### WHAT IS REQUIRED
Transcribe every line of the records verbatim.

### EXERCISE MATERIAL
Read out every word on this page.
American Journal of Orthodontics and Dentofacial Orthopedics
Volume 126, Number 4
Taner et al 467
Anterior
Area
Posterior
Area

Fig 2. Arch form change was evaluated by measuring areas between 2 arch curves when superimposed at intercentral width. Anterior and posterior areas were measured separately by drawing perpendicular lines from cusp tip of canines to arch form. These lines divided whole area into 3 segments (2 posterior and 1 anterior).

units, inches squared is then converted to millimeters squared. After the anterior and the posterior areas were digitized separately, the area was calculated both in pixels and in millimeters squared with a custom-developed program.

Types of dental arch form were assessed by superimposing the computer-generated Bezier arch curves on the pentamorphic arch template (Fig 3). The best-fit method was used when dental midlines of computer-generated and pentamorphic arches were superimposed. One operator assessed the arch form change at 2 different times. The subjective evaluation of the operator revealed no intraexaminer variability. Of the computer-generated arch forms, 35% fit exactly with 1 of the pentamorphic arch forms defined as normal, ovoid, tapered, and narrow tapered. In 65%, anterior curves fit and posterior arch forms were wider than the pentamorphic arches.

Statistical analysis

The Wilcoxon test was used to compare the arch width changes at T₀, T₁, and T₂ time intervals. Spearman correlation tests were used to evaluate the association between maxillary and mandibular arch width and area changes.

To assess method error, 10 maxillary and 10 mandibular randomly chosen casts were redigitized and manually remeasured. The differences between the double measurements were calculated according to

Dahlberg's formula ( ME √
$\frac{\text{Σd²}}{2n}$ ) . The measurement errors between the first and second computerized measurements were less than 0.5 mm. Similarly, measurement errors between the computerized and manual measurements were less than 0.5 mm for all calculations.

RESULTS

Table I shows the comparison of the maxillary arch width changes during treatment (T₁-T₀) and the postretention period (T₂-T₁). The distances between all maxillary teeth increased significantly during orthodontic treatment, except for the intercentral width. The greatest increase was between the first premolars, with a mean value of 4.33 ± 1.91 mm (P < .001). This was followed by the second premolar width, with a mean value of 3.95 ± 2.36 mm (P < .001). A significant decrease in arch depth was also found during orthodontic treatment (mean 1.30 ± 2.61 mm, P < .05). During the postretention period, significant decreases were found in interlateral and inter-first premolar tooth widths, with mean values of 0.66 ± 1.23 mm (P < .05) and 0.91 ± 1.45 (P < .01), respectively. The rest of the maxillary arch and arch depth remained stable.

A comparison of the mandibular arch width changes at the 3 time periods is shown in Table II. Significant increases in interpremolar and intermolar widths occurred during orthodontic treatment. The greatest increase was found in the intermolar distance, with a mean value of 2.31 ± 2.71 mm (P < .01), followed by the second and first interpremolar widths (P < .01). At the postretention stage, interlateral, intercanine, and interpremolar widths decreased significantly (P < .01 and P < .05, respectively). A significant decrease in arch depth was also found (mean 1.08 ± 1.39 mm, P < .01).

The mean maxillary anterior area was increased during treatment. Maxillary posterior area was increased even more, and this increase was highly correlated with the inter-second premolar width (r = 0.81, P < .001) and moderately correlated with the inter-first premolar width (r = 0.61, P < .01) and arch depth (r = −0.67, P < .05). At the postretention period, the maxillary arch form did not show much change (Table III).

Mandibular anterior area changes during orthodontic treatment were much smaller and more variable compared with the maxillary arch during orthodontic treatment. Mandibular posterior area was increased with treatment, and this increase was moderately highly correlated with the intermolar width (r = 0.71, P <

### OUTPUT OF THE EXERCISE
Read out every word on this page.
American Journal of Orthodontics and Dentofacial Orthopedics
Volume 126, Number 4
Taner et al 467
Anterior
Area
Posterior
Area

Fig 2. Arch form change was evaluated by measuring areas between 2 arch curves when superimposed at intercentral width. Anterior and posterior areas were measured separately by drawing perpendicular lines from cusp tip of canines to arch form. These lines divided whole area into 3 segments (2 posterior and 1 anterior).

units, inches squared is then converted to millimeters squared. After the anterior and the posterior areas were digitized separately, the area was calculated both in pixels and in millimeters squared with a custom-developed program.

Types of dental arch form were assessed by superimposing the computer-generated Bezier arch curves on the pentamorphic arch template (Fig 3). The best-fit method was used when dental midlines of computer-generated and pentamorphic arches were superimposed. One operator assessed the arch form change at 2 different times. The subjective evaluation of the operator revealed no intraexaminer variability. Of the computer-generated arch forms, 35% fit exactly with 1 of the pentamorphic arch forms defined as normal, ovoid, tapered, and narrow tapered. In 65%, anterior curves fit and posterior arch forms were wider than the pentamorphic arches.

Statistical analysis

The Wilcoxon test was used to compare the arch width changes at T₀, T₁, and T₂ time intervals. Spearman correlation tests were used to evaluate the association between maxillary and mandibular arch width and area changes.

To assess method error, 10 maxillary and 10 mandibular randomly chosen casts were redigitized and manually remeasured. The differences between the double measurements were calculated according to

Dahlberg's formula ( ME √
$\frac{\text{Σd²}}{2n}$ ) . The measurement errors between the first and second computerized measurements were less than 0.5 mm. Similarly, measurement errors between the computerized and manual measurements were less than 0.5 mm for all calculations.

RESULTS

Table I shows the comparison of the maxillary arch width changes during treatment (T₁-T₀) and the postretention period (T₂-T₁). The distances between all maxillary teeth increased significantly during orthodontic treatment, except for the intercentral width. The greatest increase was between the first premolars, with a mean value of 4.33 ± 1.91 mm (P < .001). This was followed by the second premolar width, with a mean value of 3.95 ± 2.36 mm (P < .001). A significant decrease in arch depth was also found during orthodontic treatment (mean 1.30 ± 2.61 mm, P < .05). During the postretention period, significant decreases were found in interlateral and inter-first premolar tooth widths, with mean values of 0.66 ± 1.23 mm (P < .05) and 0.91 ± 1.45 (P < .01), respectively. The rest of the maxillary arch and arch depth remained stable.

A comparison of the mandibular arch width changes at the 3 time periods is shown in Table II. Significant increases in interpremolar and intermolar widths occurred during orthodontic treatment. The greatest increase was found in the intermolar distance, with a mean value of 2.31 ± 2.71 mm (P < .01), followed by the second and first interpremolar widths (P < .01). At the postretention stage, interlateral, intercanine, and interpremolar widths decreased significantly (P < .01 and P < .05, respectively). A significant decrease in arch depth was also found (mean 1.08 ± 1.39 mm, P < .01).

The mean maxillary anterior area was increased during treatment. Maxillary posterior area was increased even more, and this increase was highly correlated with the inter-second premolar width (r = 0.81, P < .001) and moderately correlated with the inter-first premolar width (r = 0.61, P < .01) and arch depth (r = −0.67, P < .05). At the postretention period, the maxillary arch form did not show much change (Table III).

Mandibular anterior area changes during orthodontic treatment were much smaller and more variable compared with the maxillary arch during orthodontic treatment. Mandibular posterior area was increased with treatment, and this increase was moderately highly correlated with the intermolar width (r = 0.71, P <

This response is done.